What you are asked to do = Reproduce the data exactly and drop any pictures it holds.

— BEGIN Given information —

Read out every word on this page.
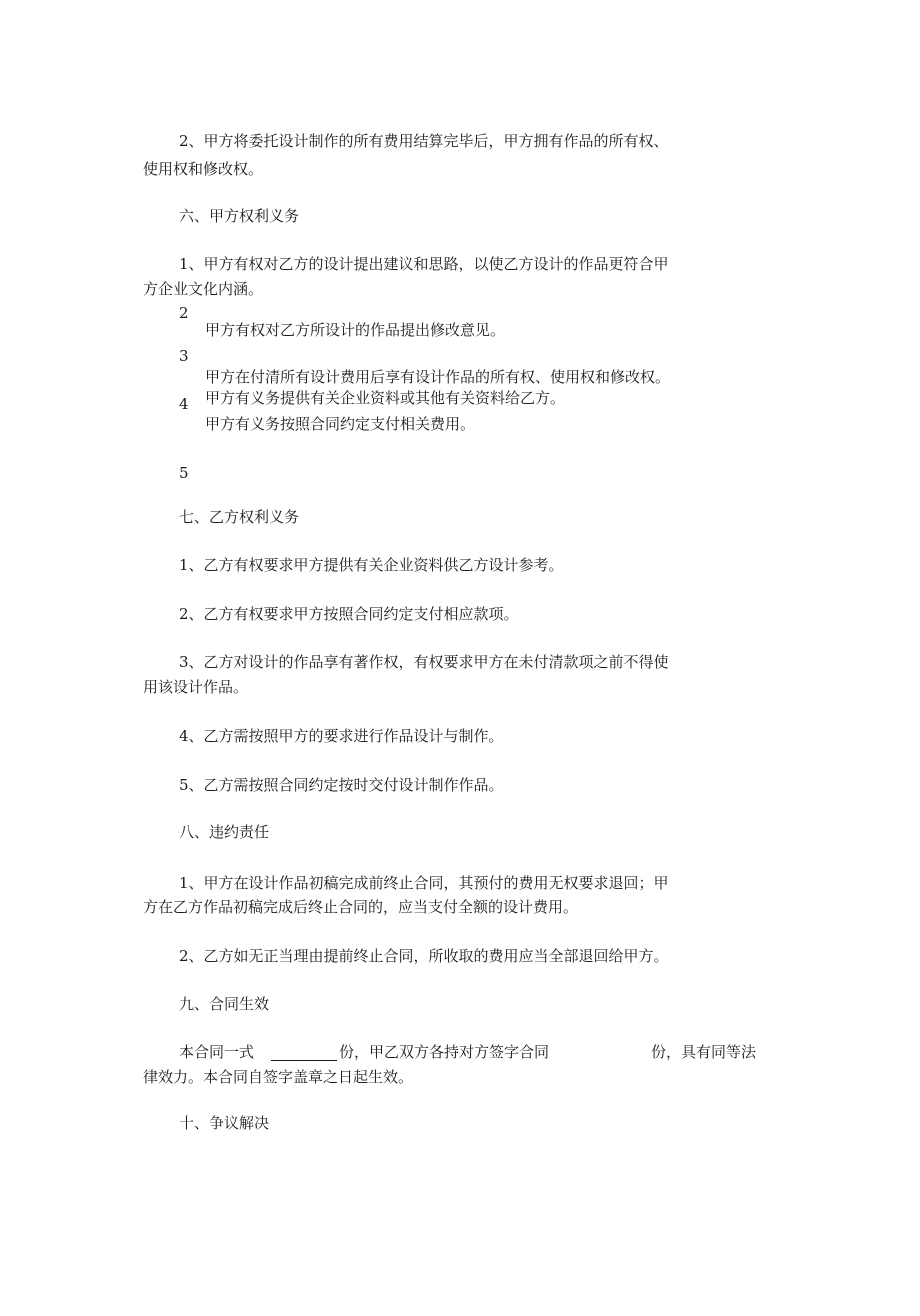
2、甲方将委托设计制作的所有费用结算完毕后，甲方拥有作品的所有权、

使用权和修改权。

六、甲方权利义务

1、甲方有权对乙方的设计提出建议和思路，以使乙方设计的作品更符合甲

方企业文化内涵。

2

甲方有权对乙方所设计的作品提出修改意见。

3

甲方在付清所有设计费用后享有设计作品的所有权、使用权和修改权。

4 甲方有义务提供有关企业资料或其他有关资料给乙方。

甲方有义务按照合同约定支付相关费用。

5

七、乙方权利义务

1、乙方有权要求甲方提供有关企业资料供乙方设计参考。

2、乙方有权要求甲方按照合同约定支付相应款项。

3、乙方对设计的作品享有著作权，有权要求甲方在未付清款项之前不得使

用该设计作品。

4、乙方需按照甲方的要求进行作品设计与制作。

5、乙方需按照合同约定按时交付设计制作作品。

八、违约责任

1、甲方在设计作品初稿完成前终止合同，其预付的费用无权要求退回；甲

方在乙方作品初稿完成后终止合同的，应当支付全额的设计费用。

2、乙方如无正当理由提前终止合同，所收取的费用应当全部退回给甲方。

九、合同生效

本合同一式	份，甲乙双方各持对方签字合同	份，具有同等法

律效力。本合同自签字盖章之日起生效。

十、争议解决
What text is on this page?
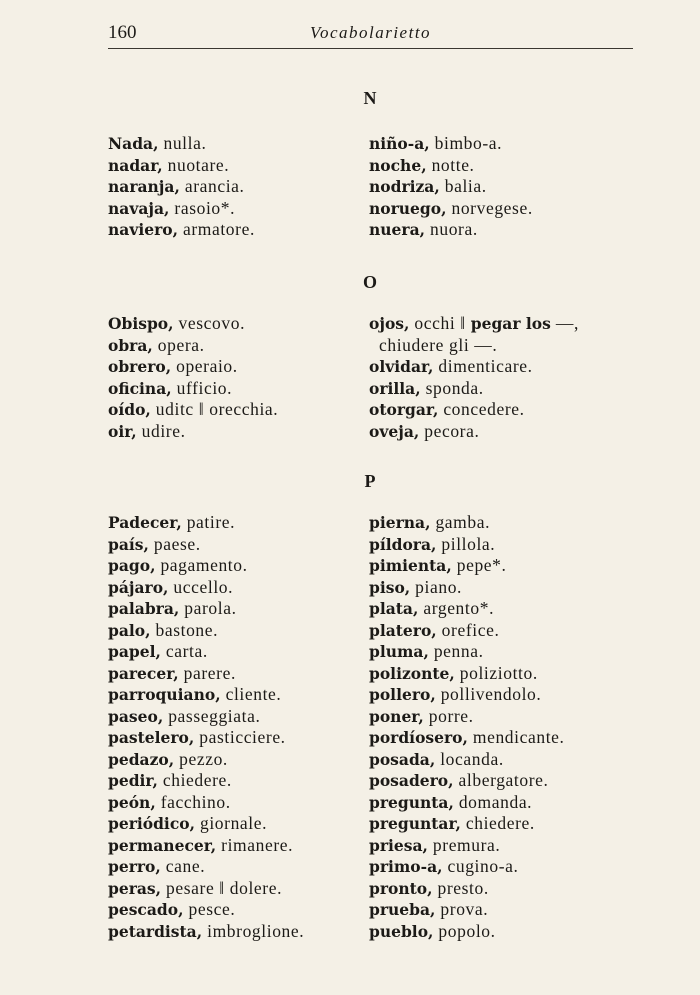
160	Vocabolarietto
N
Nada, nulla.
nadar, nuotare.
naranja, arancia.
navaja, rasoio*.
naviero, armatore.
niño-a, bimbo-a.
noche, notte.
nodriza, balia.
noruego, norvegese.
nuera, nuora.
O
Obispo, vescovo.
obra, opera.
obrero, operaio.
oficina, ufficio.
oído, uditc ‖ orecchia.
oir, udire.
ojos, occhi ‖ pegar los —,
chiudere gli —.
olvidar, dimenticare.
orilla, sponda.
otorgar, concedere.
oveja, pecora.
P
Padecer, patire.
país, paese.
pago, pagamento.
pájaro, uccello.
palabra, parola.
palo, bastone.
papel, carta.
parecer, parere.
parroquiano, cliente.
paseo, passeggiata.
pastelero, pasticciere.
pedazo, pezzo.
pedir, chiedere.
peón, facchino.
periódico, giornale.
permanecer, rimanere.
perro, cane.
peras, pesare ‖ dolere.
pescado, pesce.
petardista, imbroglione.
pierna, gamba.
píldora, pillola.
pimienta, pepe*.
piso, piano.
plata, argento*.
platero, orefice.
pluma, penna.
polizonte, poliziotto.
pollero, pollivendolo.
poner, porre.
pordíosero, mendicante.
posada, locanda.
posadero, albergatore.
pregunta, domanda.
preguntar, chiedere.
priesa, premura.
primo-a, cugino-a.
pronto, presto.
prueba, prova.
pueblo, popolo.
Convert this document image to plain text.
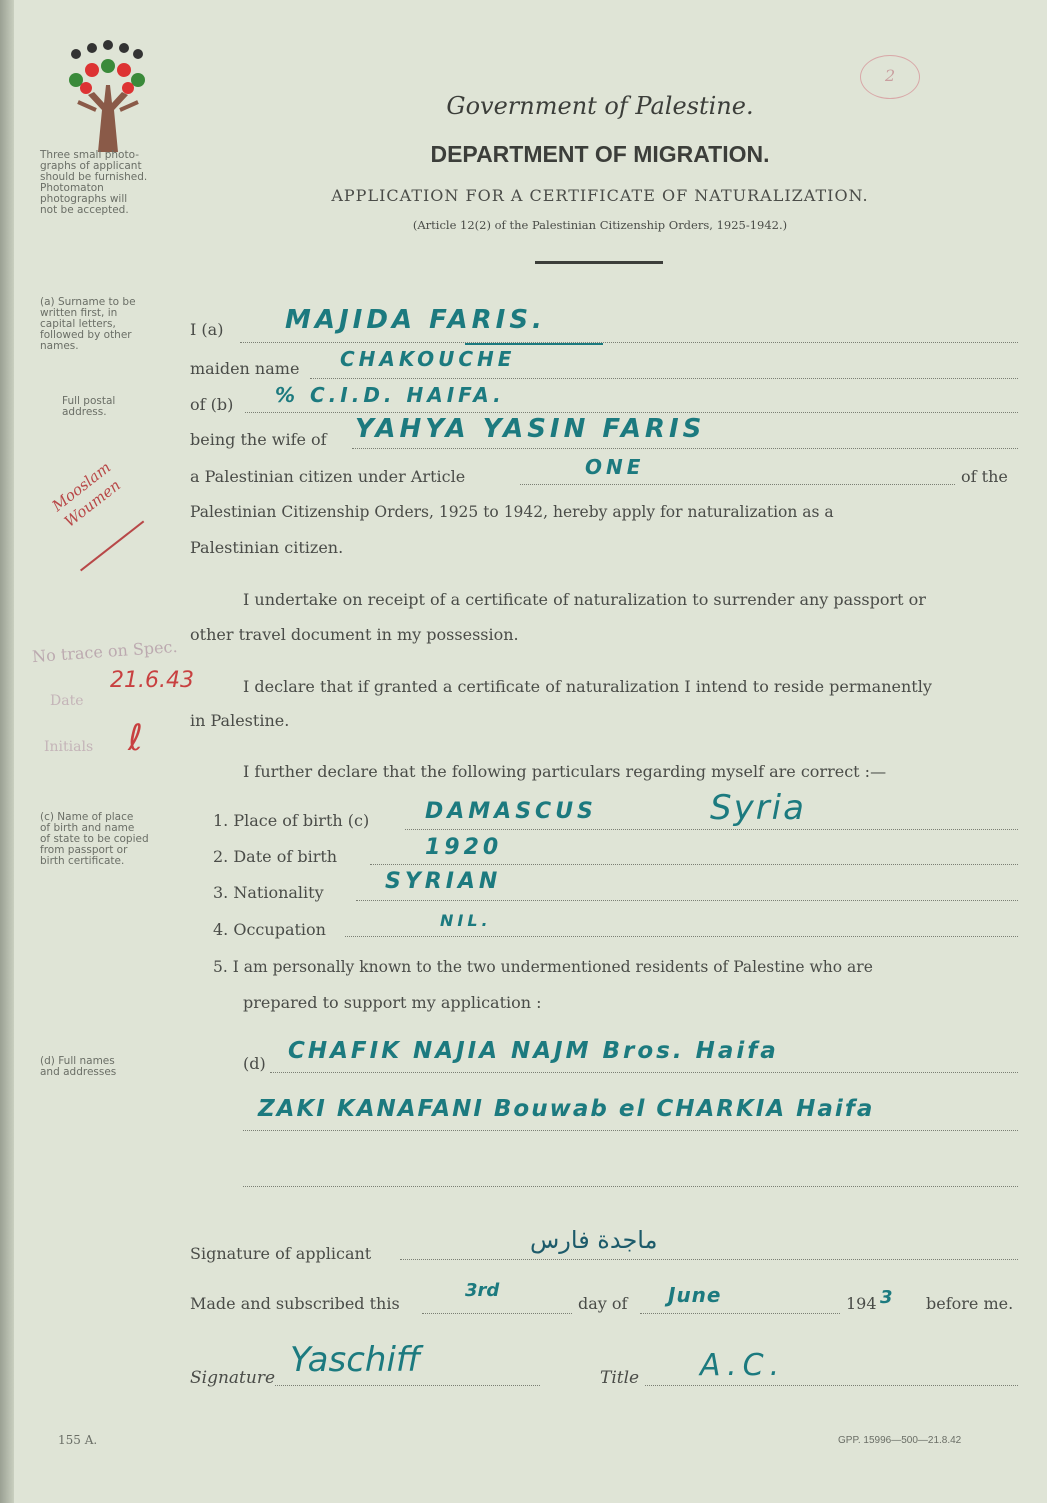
Three small photo-
graphs of applicant
should be furnished.
Photomaton
photographs will
not be accepted.
(a) Surname to be
written first, in
capital letters,
followed by other
names.
Full postal
address.
(c) Name of place
of birth and name
of state to be copied
from passport or
birth certificate.
(d) Full names
and addresses
2
Government of Palestine.
DEPARTMENT OF MIGRATION.
APPLICATION FOR A CERTIFICATE OF NATURALIZATION.
(Article 12(2) of the Palestinian Citizenship Orders, 1925-1942.)
I (a) MAJIDA FARIS.
maiden name CHAKOUCHE
of (b) % C.I.D. HAIFA.
being the wife of YAHYA YASIN FARIS
a Palestinian citizen under Article	ONE	of the
Palestinian Citizenship Orders, 1925 to 1942, hereby apply for naturalization as a
Palestinian citizen.
I undertake on receipt of a certificate of naturalization to surrender any passport or
other travel document in my possession.
I declare that if granted a certificate of naturalization I intend to reside permanently
in Palestine.
I further declare that the following particulars regarding myself are correct :—
1. Place of birth (c)	DAMASCUS	Syria
2. Date of birth	1920
3. Nationality	SYRIAN
4. Occupation	NIL.
5. I am personally known to the two undermentioned residents of Palestine who are
prepared to support my application :
(d) CHAFIK NAJIA NAJM Bros. Haifa
ZAKI KANAFANI Bouwab el CHARKIA Haifa
Signature of applicant	ماجدة فارس
Made and subscribed this
3rd
day of June	194 3 before me.
Signature Yaschiff	Title A.C.
No trace on Spec.
Date
Initials
21.6.43
ℓ
Mooslam
Woumen
155 A.	GPP. 15996—500—21.8.42
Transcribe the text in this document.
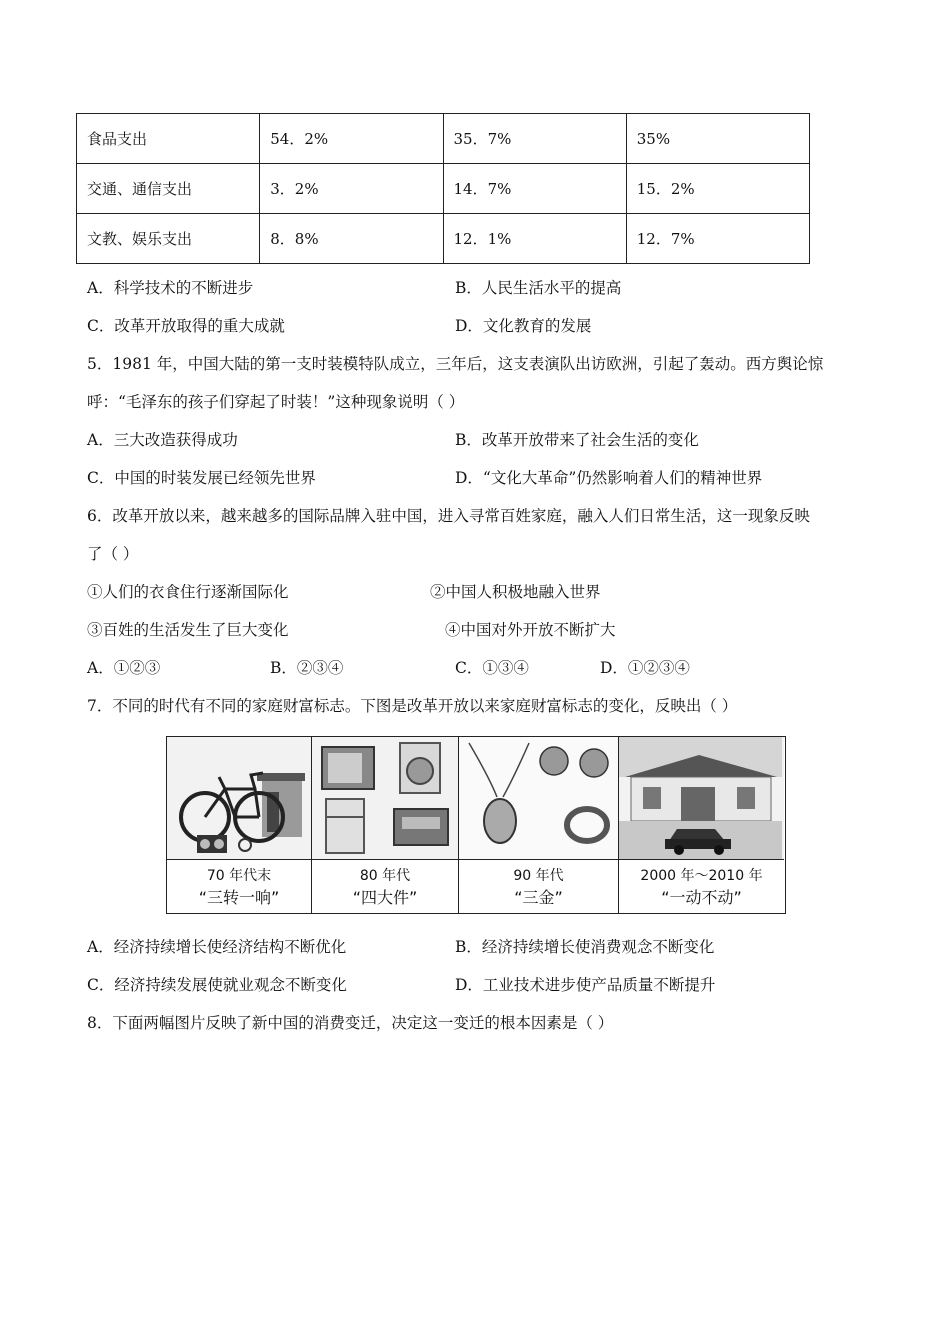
食品支出	54．2%	35．7%	35%
交通、通信支出	3．2%	14．7%	15．2%
文教、娱乐支出	8．8%	12．1%	12．7%
A．科学技术的不断进步	B．人民生活水平的提高
C．改革开放取得的重大成就	D．文化教育的发展
5．1981 年，中国大陆的第一支时装模特队成立，三年后，这支表演队出访欧洲，引起了轰动。西方舆论惊
呼：“毛泽东的孩子们穿起了时装！”这种现象说明（ ）
A．三大改造获得成功	B．改革开放带来了社会生活的变化
C．中国的时装发展已经领先世界	D．“文化大革命”仍然影响着人们的精神世界
6．改革开放以来，越来越多的国际品牌入驻中国，进入寻常百姓家庭，融入人们日常生活，这一现象反映
了（ ）
①人们的衣食住行逐渐国际化	②中国人积极地融入世界
③百姓的生活发生了巨大变化	④中国对外开放不断扩大
A．①②③	B．②③④	C．①③④	D．①②③④
7．不同的时代有不同的家庭财富标志。下图是改革开放以来家庭财富标志的变化，反映出（ ）
70 年代末
“三转一响”
80 年代
“四大件”
90 年代
“三金”
2000 年～2010 年
“一动不动”
A．经济持续增长使经济结构不断优化	B．经济持续增长使消费观念不断变化
C．经济持续发展使就业观念不断变化	D．工业技术进步使产品质量不断提升
8．下面两幅图片反映了新中国的消费变迁，决定这一变迁的根本因素是（ ）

— END Given information —

Written response =
Read out every word on this page.
2、甲方将委托设计制作的所有费用结算完毕后，甲方拥有作品的所有权、

使用权和修改权。

六、甲方权利义务

1、甲方有权对乙方的设计提出建议和思路，以使乙方设计的作品更符合甲

方企业文化内涵。

2

甲方有权对乙方所设计的作品提出修改意见。

3

甲方在付清所有设计费用后享有设计作品的所有权、使用权和修改权。

4 甲方有义务提供有关企业资料或其他有关资料给乙方。

甲方有义务按照合同约定支付相关费用。

5

七、乙方权利义务

1、乙方有权要求甲方提供有关企业资料供乙方设计参考。

2、乙方有权要求甲方按照合同约定支付相应款项。

3、乙方对设计的作品享有著作权，有权要求甲方在未付清款项之前不得使

用该设计作品。

4、乙方需按照甲方的要求进行作品设计与制作。

5、乙方需按照合同约定按时交付设计制作作品。

八、违约责任

1、甲方在设计作品初稿完成前终止合同，其预付的费用无权要求退回；甲

方在乙方作品初稿完成后终止合同的，应当支付全额的设计费用。

2、乙方如无正当理由提前终止合同，所收取的费用应当全部退回给甲方。

九、合同生效

本合同一式	份，甲乙双方各持对方签字合同	份，具有同等法

律效力。本合同自签字盖章之日起生效。

十、争议解决
What text is on this page?
160	Vocabolarietto
N
Nada, nulla.
nadar, nuotare.
naranja, arancia.
navaja, rasoio*.
naviero, armatore.
niño-a, bimbo-a.
noche, notte.
nodriza, balia.
noruego, norvegese.
nuera, nuora.
O
Obispo, vescovo.
obra, opera.
obrero, operaio.
oficina, ufficio.
oído, uditc ‖ orecchia.
oir, udire.
ojos, occhi ‖ pegar los —,
chiudere gli —.
olvidar, dimenticare.
orilla, sponda.
otorgar, concedere.
oveja, pecora.
P
Padecer, patire.
país, paese.
pago, pagamento.
pájaro, uccello.
palabra, parola.
palo, bastone.
papel, carta.
parecer, parere.
parroquiano, cliente.
paseo, passeggiata.
pastelero, pasticciere.
pedazo, pezzo.
pedir, chiedere.
peón, facchino.
periódico, giornale.
permanecer, rimanere.
perro, cane.
peras, pesare ‖ dolere.
pescado, pesce.
petardista, imbroglione.
pierna, gamba.
píldora, pillola.
pimienta, pepe*.
piso, piano.
plata, argento*.
platero, orefice.
pluma, penna.
polizonte, poliziotto.
pollero, pollivendolo.
poner, porre.
pordíosero, mendicante.
posada, locanda.
posadero, albergatore.
pregunta, domanda.
preguntar, chiedere.
priesa, premura.
primo-a, cugino-a.
pronto, presto.
prueba, prova.
pueblo, popolo.
Convert this document image to plain text.
Three small photo-
graphs of applicant
should be furnished.
Photomaton
photographs will
not be accepted.
(a) Surname to be
written first, in
capital letters,
followed by other
names.
Full postal
address.
(c) Name of place
of birth and name
of state to be copied
from passport or
birth certificate.
(d) Full names
and addresses
2
Government of Palestine.
DEPARTMENT OF MIGRATION.
APPLICATION FOR A CERTIFICATE OF NATURALIZATION.
(Article 12(2) of the Palestinian Citizenship Orders, 1925-1942.)
I (a) MAJIDA FARIS.
maiden name CHAKOUCHE
of (b) % C.I.D. HAIFA.
being the wife of YAHYA YASIN FARIS
a Palestinian citizen under Article	ONE	of the
Palestinian Citizenship Orders, 1925 to 1942, hereby apply for naturalization as a
Palestinian citizen.
I undertake on receipt of a certificate of naturalization to surrender any passport or
other travel document in my possession.
I declare that if granted a certificate of naturalization I intend to reside permanently
in Palestine.
I further declare that the following particulars regarding myself are correct :—
1. Place of birth (c)	DAMASCUS	Syria
2. Date of birth	1920
3. Nationality	SYRIAN
4. Occupation	NIL.
5. I am personally known to the two undermentioned residents of Palestine who are
prepared to support my application :
(d) CHAFIK NAJIA NAJM Bros. Haifa
ZAKI KANAFANI Bouwab el CHARKIA Haifa
Signature of applicant	ماجدة فارس
Made and subscribed this
3rd
day of June	194 3 before me.
Signature Yaschiff	Title A.C.
No trace on Spec.
Date
Initials
21.6.43
ℓ
Mooslam
Woumen
155 A.	GPP. 15996—500—21.8.42
Transcribe the text in this document.
食品支出	54．2%	35．7%	35%
交通、通信支出	3．2%	14．7%	15．2%
文教、娱乐支出	8．8%	12．1%	12．7%
A．科学技术的不断进步	B．人民生活水平的提高
C．改革开放取得的重大成就	D．文化教育的发展
5．1981 年，中国大陆的第一支时装模特队成立，三年后，这支表演队出访欧洲，引起了轰动。西方舆论惊
呼：“毛泽东的孩子们穿起了时装！”这种现象说明（ ）
A．三大改造获得成功	B．改革开放带来了社会生活的变化
C．中国的时装发展已经领先世界	D．“文化大革命”仍然影响着人们的精神世界
6．改革开放以来，越来越多的国际品牌入驻中国，进入寻常百姓家庭，融入人们日常生活，这一现象反映
了（ ）
①人们的衣食住行逐渐国际化	②中国人积极地融入世界
③百姓的生活发生了巨大变化	④中国对外开放不断扩大
A．①②③	B．②③④	C．①③④	D．①②③④
7．不同的时代有不同的家庭财富标志。下图是改革开放以来家庭财富标志的变化，反映出（ ）
70 年代末
“三转一响”
80 年代
“四大件”
90 年代
“三金”
2000 年～2010 年
“一动不动”
A．经济持续增长使经济结构不断优化	B．经济持续增长使消费观念不断变化
C．经济持续发展使就业观念不断变化	D．工业技术进步使产品质量不断提升
8．下面两幅图片反映了新中国的消费变迁，决定这一变迁的根本因素是（ ）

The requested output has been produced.